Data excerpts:
☆ ☆ ☆ ☆

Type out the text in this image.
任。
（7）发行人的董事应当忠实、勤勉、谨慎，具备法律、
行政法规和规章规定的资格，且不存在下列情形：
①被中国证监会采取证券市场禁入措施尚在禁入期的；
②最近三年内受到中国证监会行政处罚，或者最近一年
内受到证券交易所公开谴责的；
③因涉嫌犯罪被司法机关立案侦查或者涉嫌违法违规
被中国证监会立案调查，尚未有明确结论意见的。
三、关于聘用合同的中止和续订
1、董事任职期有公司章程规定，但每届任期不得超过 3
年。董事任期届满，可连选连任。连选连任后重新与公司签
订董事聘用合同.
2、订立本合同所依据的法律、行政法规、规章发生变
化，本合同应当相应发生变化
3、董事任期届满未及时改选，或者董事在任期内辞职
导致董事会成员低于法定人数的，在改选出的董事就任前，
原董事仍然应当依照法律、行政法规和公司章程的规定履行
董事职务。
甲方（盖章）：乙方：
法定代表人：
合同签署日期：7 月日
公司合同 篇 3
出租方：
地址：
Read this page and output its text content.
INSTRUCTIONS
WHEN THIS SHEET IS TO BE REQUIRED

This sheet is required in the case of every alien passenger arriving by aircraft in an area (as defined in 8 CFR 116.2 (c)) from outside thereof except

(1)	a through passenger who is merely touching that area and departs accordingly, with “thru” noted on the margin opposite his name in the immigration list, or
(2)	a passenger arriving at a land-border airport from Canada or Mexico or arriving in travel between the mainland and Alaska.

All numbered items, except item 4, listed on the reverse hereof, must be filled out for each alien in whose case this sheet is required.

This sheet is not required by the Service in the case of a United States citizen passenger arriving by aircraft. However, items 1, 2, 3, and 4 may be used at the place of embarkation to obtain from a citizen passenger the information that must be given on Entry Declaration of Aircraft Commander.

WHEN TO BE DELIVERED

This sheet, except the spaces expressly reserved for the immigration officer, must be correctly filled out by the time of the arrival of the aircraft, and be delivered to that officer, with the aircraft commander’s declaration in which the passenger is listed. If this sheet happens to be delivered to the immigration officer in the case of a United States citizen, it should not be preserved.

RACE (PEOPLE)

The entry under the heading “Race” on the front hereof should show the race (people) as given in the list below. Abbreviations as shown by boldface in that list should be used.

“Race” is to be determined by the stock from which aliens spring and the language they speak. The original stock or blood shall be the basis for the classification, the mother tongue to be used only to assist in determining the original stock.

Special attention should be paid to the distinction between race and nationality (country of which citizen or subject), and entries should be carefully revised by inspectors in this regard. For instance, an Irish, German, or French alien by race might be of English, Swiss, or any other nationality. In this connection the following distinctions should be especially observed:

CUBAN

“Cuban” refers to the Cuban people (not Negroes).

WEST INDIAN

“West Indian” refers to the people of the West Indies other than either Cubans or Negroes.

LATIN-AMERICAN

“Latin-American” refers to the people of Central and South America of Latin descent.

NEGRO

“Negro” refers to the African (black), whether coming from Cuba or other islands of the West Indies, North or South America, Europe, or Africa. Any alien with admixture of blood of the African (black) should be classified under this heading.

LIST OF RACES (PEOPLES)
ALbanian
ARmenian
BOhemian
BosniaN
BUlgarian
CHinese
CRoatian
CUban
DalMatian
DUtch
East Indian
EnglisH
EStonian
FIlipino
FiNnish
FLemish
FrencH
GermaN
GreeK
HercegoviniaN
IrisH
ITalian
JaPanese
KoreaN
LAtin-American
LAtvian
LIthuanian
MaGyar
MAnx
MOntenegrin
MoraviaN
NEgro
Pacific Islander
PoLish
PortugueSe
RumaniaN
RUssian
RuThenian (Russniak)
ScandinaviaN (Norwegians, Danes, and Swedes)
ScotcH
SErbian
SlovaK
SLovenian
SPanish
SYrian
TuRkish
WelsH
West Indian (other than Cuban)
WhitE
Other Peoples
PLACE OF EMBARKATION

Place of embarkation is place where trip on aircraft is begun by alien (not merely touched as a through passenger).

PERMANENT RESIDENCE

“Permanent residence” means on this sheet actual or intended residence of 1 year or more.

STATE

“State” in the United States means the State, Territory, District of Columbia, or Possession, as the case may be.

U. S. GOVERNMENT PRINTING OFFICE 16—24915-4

☆ ☆ ☆ ☆

▶ [Problem requirements]: List each line holding the string "must".

▶ [Exercise output]:
All numbered items, except item 4, listed on the reverse hereof, must be filled out for each alien in whose case this sheet is required.
This sheet is not required by the Service in the case of a United States citizen passenger arriving by aircraft. However, items 1, 2, 3, and 4 may be used at the place of embarkation to obtain from a citizen passenger the information that must be given on Entry Declaration of Aircraft Commander.
This sheet, except the spaces expressly reserved for the immigration officer, must be correctly filled out by the time of the arrival of the aircraft, and be delivered to that officer, with the aircraft commander’s declaration in which the passenger is listed. If this sheet happens to be delivered to the immigration officer in the case of a United States citizen, it should not be preserved.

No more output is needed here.